┌─ Material provided
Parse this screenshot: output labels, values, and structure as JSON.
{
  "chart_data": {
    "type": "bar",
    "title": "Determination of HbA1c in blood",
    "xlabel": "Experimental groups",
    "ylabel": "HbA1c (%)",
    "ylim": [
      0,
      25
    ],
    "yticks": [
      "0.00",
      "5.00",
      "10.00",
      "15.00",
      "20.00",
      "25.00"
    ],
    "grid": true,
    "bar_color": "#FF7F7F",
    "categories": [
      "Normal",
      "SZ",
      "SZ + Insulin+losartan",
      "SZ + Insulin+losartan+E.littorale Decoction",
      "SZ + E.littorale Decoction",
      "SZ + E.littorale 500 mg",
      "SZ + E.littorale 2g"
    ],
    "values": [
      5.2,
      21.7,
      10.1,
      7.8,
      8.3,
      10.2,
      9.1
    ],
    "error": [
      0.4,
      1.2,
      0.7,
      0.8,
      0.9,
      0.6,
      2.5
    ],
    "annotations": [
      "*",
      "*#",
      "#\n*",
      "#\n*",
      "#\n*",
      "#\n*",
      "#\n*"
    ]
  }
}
└─
┌─ Material provided
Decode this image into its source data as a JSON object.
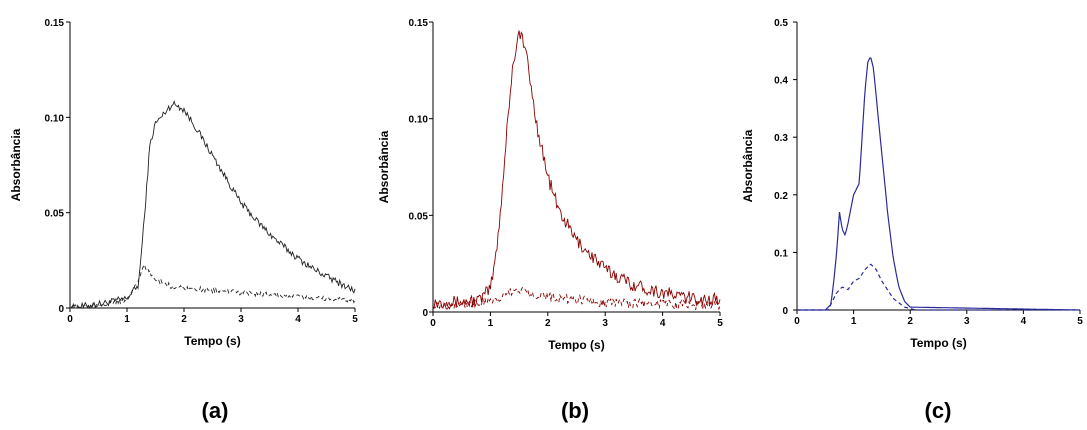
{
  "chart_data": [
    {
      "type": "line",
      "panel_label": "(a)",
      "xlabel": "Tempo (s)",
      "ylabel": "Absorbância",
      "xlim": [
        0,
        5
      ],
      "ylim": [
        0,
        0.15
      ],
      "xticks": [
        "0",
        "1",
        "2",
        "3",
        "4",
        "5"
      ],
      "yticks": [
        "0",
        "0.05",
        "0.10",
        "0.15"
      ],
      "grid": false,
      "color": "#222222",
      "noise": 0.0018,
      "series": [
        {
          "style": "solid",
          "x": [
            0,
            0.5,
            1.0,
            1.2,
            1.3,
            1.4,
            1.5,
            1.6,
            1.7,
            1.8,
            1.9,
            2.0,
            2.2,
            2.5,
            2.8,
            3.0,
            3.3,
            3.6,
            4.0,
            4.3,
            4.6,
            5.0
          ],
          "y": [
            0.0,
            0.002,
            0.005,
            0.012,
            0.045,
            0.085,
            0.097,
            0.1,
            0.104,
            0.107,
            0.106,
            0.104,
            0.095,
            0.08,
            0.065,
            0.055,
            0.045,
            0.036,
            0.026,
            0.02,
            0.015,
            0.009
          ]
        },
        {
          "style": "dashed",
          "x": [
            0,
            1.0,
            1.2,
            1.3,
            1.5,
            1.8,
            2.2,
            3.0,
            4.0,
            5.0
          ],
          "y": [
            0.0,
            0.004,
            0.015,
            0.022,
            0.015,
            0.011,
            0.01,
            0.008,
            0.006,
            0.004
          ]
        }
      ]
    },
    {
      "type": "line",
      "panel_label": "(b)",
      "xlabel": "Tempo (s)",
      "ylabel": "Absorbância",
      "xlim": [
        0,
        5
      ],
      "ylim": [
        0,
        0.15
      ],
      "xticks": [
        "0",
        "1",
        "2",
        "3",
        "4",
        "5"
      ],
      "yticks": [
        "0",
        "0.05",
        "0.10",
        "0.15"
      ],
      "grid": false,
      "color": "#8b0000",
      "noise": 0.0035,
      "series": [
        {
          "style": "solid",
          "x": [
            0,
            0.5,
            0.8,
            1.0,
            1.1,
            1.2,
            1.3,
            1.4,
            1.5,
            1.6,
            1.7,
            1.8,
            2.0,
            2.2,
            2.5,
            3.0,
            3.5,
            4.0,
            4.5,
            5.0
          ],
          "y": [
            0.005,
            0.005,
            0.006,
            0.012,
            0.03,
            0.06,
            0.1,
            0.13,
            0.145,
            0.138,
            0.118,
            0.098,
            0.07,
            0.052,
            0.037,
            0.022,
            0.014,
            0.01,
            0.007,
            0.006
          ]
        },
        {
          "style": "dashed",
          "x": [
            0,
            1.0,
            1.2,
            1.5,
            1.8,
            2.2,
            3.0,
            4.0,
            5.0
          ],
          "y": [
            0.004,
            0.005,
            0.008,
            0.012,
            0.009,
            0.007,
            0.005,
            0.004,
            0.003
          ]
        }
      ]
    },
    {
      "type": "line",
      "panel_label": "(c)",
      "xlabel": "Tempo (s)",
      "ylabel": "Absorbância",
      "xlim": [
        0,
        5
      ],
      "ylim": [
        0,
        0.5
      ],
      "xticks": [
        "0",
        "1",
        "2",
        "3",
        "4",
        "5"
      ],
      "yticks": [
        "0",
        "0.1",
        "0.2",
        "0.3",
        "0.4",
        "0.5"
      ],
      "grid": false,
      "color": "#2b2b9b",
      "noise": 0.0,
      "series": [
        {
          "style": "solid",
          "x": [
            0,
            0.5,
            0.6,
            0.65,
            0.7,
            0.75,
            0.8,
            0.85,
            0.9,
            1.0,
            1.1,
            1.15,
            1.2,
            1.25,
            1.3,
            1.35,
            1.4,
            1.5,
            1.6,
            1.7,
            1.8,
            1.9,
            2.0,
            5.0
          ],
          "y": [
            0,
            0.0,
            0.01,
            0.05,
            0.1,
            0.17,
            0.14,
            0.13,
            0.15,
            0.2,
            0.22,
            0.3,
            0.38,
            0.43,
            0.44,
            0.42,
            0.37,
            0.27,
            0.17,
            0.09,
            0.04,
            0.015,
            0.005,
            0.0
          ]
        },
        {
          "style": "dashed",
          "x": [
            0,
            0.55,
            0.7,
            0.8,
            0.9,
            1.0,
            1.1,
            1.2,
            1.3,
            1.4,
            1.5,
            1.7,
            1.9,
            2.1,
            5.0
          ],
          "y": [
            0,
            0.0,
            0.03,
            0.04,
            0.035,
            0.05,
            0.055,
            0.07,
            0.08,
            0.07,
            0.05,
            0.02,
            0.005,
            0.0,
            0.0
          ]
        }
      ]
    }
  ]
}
└─
◆ Required task: Copy and report every line where the word "this" is present.

◆ Final result:
Parse this screenshot: output labels, values, and structure as JSON.
Decode this image into its source data as a JSON object.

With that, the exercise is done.